Goal: Identify the lines that include the word "Market", then copy all of them.
#### Material provided
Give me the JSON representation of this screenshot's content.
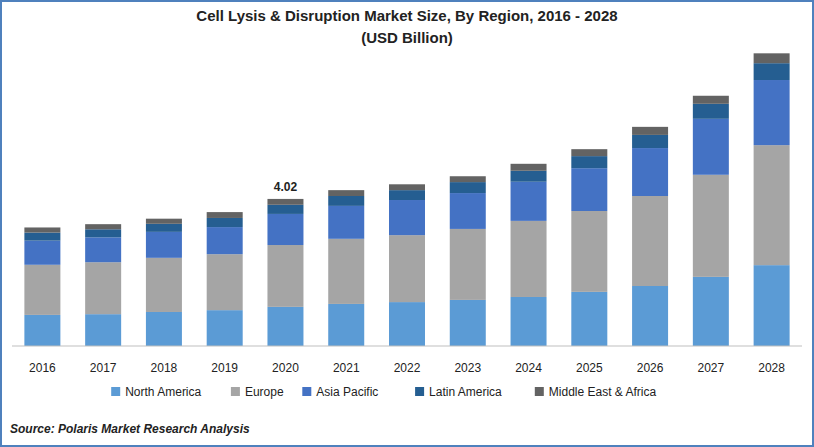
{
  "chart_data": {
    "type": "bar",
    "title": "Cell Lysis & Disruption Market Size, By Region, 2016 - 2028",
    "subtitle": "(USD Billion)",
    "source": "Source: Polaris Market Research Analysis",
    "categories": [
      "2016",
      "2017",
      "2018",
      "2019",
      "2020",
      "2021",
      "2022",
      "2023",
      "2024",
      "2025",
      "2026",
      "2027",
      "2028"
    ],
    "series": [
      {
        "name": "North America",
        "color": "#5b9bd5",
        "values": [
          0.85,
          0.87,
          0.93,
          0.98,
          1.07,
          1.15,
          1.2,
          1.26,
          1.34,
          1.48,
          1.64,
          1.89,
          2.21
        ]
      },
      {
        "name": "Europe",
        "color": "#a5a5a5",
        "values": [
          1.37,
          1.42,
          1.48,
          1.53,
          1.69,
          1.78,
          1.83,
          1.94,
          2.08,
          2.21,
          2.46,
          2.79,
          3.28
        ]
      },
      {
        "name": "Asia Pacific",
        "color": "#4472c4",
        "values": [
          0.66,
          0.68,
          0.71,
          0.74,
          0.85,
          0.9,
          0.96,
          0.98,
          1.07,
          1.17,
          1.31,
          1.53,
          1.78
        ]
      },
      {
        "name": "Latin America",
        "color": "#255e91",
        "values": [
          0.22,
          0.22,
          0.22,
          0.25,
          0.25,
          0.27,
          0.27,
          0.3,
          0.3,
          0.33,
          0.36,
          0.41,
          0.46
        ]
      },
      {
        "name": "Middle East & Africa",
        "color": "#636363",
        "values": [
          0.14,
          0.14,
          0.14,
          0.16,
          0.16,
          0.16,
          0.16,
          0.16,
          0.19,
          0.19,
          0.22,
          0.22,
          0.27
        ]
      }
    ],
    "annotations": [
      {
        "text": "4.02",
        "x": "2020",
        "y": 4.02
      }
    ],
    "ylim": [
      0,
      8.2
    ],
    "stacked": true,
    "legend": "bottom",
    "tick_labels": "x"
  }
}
########
#### Material provided
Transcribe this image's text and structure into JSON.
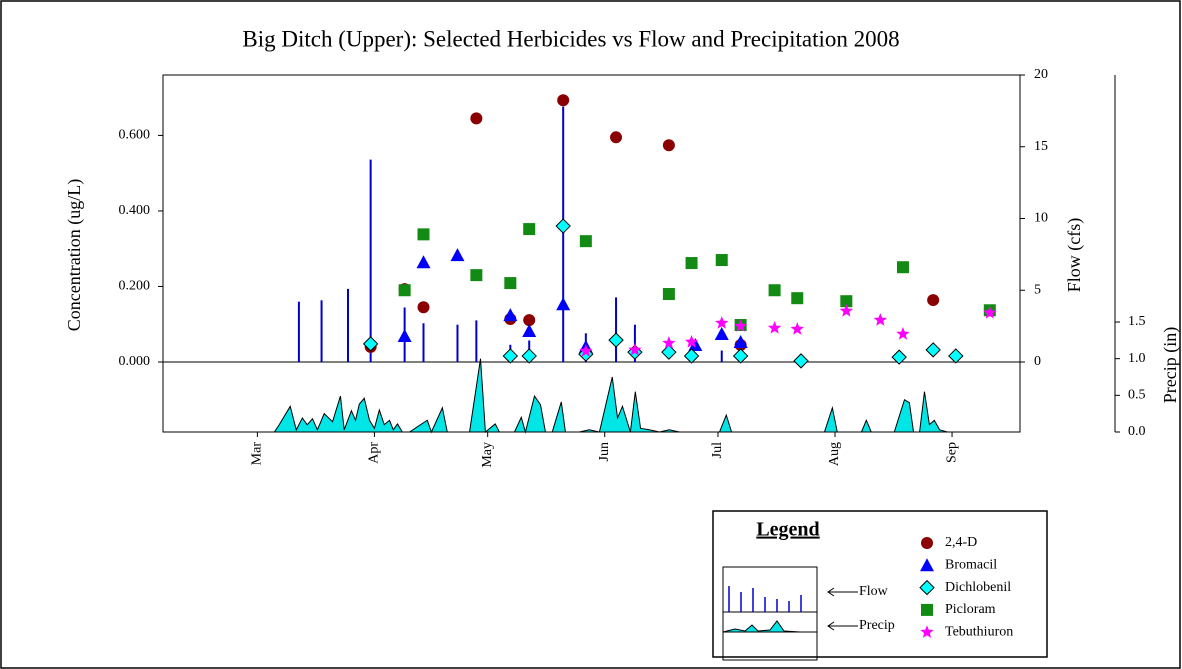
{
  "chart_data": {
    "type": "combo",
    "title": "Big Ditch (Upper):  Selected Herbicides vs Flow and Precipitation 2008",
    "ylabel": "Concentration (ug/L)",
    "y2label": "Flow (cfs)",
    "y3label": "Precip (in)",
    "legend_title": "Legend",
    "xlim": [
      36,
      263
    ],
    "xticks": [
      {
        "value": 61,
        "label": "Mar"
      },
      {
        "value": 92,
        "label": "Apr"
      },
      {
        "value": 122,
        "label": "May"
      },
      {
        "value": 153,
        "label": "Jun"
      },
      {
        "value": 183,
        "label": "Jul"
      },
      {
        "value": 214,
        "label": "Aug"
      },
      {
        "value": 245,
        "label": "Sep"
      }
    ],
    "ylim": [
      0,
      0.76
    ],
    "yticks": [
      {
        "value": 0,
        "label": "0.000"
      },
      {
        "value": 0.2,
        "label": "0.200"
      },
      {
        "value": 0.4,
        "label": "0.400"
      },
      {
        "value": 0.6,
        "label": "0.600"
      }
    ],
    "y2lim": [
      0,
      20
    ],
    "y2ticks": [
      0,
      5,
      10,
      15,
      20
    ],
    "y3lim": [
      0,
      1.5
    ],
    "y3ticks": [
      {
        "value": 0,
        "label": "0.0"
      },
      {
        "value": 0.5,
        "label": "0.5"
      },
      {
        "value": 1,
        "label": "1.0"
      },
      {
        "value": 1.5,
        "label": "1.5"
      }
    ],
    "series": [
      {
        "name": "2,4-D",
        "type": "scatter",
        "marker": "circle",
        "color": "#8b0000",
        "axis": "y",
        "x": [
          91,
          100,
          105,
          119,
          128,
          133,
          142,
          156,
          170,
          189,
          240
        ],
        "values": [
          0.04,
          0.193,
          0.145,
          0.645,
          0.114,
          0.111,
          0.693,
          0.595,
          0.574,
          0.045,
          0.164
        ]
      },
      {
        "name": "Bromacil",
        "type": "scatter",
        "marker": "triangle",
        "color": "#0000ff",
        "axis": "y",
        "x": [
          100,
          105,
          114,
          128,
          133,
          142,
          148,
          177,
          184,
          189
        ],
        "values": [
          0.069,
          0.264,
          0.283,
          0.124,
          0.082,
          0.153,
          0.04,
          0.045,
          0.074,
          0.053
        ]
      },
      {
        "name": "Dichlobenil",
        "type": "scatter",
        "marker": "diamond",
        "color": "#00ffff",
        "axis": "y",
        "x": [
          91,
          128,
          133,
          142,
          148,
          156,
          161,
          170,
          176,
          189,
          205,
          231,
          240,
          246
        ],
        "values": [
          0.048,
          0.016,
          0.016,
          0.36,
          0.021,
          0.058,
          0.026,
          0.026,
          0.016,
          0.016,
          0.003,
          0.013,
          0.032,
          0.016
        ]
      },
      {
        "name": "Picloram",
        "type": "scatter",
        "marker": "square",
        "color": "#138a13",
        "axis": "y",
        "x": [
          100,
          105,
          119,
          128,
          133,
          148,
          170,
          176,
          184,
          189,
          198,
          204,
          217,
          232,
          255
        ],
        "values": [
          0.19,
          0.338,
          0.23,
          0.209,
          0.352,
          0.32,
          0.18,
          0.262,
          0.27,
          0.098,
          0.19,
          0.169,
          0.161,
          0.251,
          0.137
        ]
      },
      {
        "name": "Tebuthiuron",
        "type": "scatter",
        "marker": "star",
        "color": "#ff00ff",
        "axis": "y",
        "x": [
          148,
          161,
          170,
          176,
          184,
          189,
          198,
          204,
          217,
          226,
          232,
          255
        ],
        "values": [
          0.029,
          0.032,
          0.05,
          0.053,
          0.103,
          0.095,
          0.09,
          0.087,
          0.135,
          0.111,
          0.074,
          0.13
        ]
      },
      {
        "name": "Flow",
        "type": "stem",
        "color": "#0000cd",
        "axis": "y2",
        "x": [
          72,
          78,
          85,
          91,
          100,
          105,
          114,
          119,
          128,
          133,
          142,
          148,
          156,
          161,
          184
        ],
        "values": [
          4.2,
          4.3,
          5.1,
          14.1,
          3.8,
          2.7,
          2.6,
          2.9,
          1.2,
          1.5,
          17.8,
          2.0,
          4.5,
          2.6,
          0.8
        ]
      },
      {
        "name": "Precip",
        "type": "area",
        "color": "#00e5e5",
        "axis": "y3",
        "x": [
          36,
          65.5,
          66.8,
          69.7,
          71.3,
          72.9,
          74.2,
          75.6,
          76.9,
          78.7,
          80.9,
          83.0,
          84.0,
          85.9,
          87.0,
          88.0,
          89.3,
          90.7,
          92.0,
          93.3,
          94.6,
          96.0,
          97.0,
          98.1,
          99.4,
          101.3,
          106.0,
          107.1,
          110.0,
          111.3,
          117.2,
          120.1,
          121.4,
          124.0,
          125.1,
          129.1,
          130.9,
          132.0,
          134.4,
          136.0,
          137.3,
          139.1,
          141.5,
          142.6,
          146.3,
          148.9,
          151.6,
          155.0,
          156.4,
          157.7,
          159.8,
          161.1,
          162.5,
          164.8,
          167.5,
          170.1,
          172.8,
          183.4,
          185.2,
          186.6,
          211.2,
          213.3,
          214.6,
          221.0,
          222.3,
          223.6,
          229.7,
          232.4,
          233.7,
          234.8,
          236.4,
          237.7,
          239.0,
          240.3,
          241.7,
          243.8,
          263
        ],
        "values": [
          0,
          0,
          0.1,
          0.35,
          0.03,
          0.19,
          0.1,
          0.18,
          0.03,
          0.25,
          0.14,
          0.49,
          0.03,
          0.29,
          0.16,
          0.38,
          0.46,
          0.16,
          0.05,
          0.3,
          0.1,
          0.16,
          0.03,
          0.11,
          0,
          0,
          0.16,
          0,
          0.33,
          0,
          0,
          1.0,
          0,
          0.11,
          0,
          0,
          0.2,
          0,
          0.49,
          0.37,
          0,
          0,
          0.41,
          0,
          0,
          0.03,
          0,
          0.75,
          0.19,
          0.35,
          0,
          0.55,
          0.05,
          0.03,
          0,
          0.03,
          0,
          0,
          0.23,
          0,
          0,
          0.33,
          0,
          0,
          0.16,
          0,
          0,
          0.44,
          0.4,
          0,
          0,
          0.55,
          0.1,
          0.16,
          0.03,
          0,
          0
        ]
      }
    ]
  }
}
########
Problem solution:
    "title": "Cell Lysis & Disruption Market Size, By Region, 2016 - 2028",
    "source": "Source: Polaris Market Research Analysis",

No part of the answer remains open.